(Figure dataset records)

——

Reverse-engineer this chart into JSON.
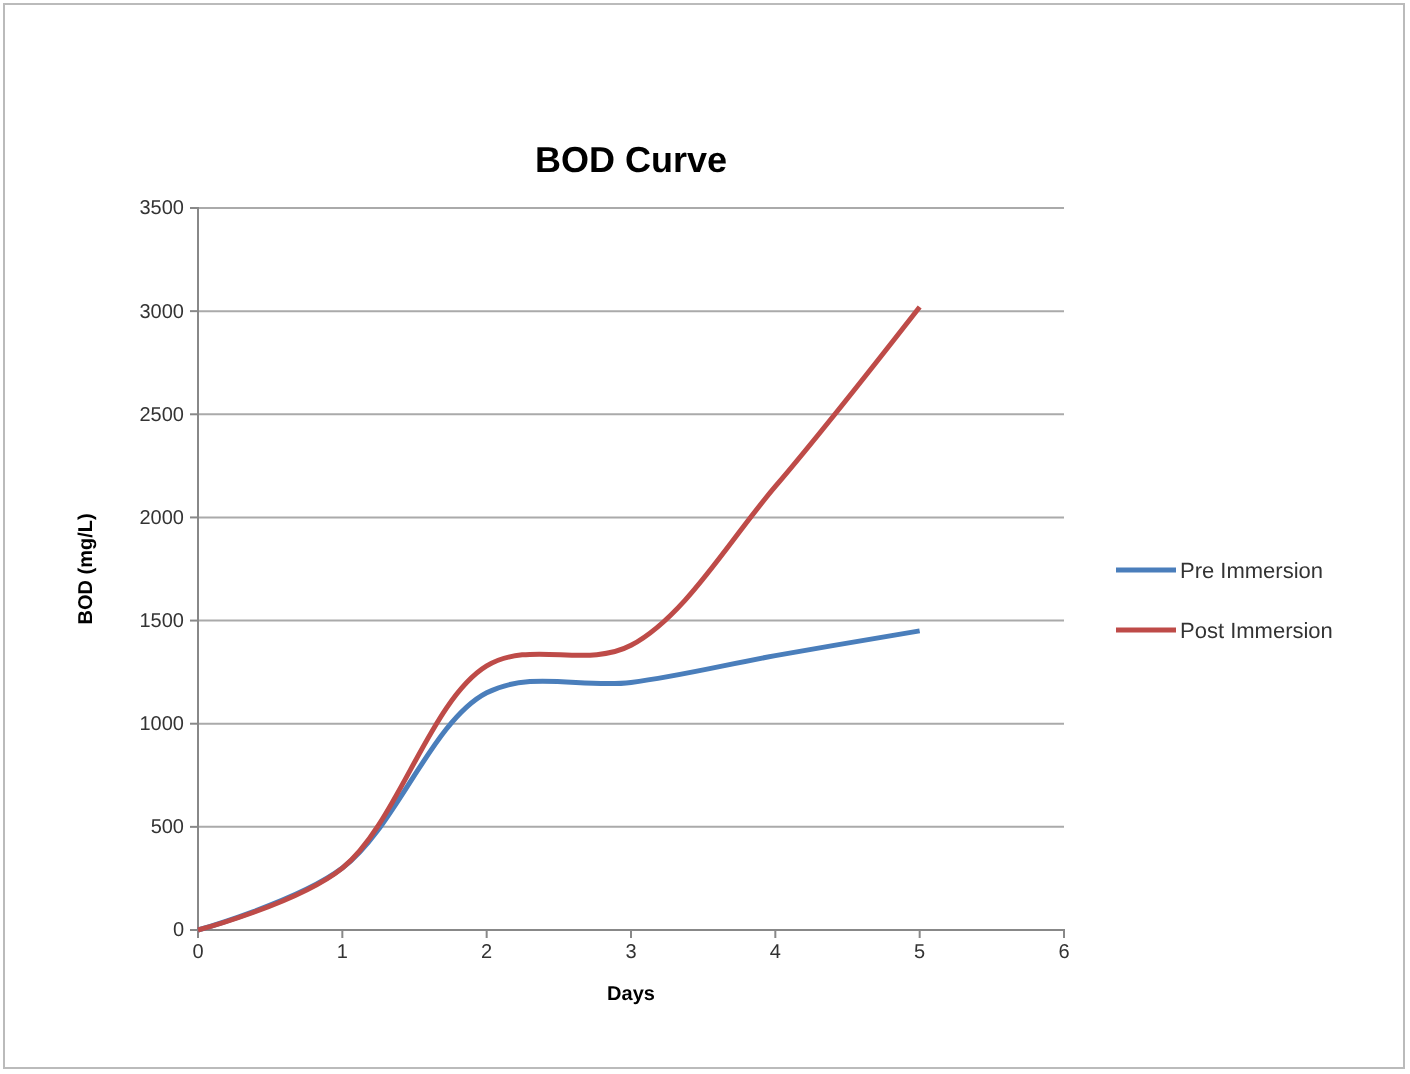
{
  "chart_data": {
    "type": "line",
    "title": "BOD Curve",
    "xlabel": "Days",
    "ylabel": "BOD (mg/L)",
    "x": [
      0,
      1,
      2,
      3,
      4,
      5
    ],
    "series": [
      {
        "name": "Pre Immersion",
        "color": "#4a7ebb",
        "values": [
          0,
          300,
          1150,
          1200,
          1330,
          1450
        ]
      },
      {
        "name": "Post Immersion",
        "color": "#be4b48",
        "values": [
          0,
          300,
          1280,
          1380,
          2150,
          3020
        ]
      }
    ],
    "xlim": [
      0,
      6
    ],
    "xticks": [
      0,
      1,
      2,
      3,
      4,
      5,
      6
    ],
    "ylim": [
      0,
      3500
    ],
    "yticks": [
      0,
      500,
      1000,
      1500,
      2000,
      2500,
      3000,
      3500
    ],
    "grid": "y",
    "legend": "right",
    "marker": "none",
    "line_style": "solid"
  }
}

——

▶ **To be done**: Take the data above and repeat it exactly, leaving each picture out.

▶ **Written response**:
Reverse-engineer this chart into JSON.
{
  "chart_data": {
    "type": "line",
    "title": "BOD Curve",
    "xlabel": "Days",
    "ylabel": "BOD (mg/L)",
    "x": [
      0,
      1,
      2,
      3,
      4,
      5
    ],
    "series": [
      {
        "name": "Pre Immersion",
        "color": "#4a7ebb",
        "values": [
          0,
          300,
          1150,
          1200,
          1330,
          1450
        ]
      },
      {
        "name": "Post Immersion",
        "color": "#be4b48",
        "values": [
          0,
          300,
          1280,
          1380,
          2150,
          3020
        ]
      }
    ],
    "xlim": [
      0,
      6
    ],
    "xticks": [
      0,
      1,
      2,
      3,
      4,
      5,
      6
    ],
    "ylim": [
      0,
      3500
    ],
    "yticks": [
      0,
      500,
      1000,
      1500,
      2000,
      2500,
      3000,
      3500
    ],
    "grid": "y",
    "legend": "right",
    "marker": "none",
    "line_style": "solid"
  }
}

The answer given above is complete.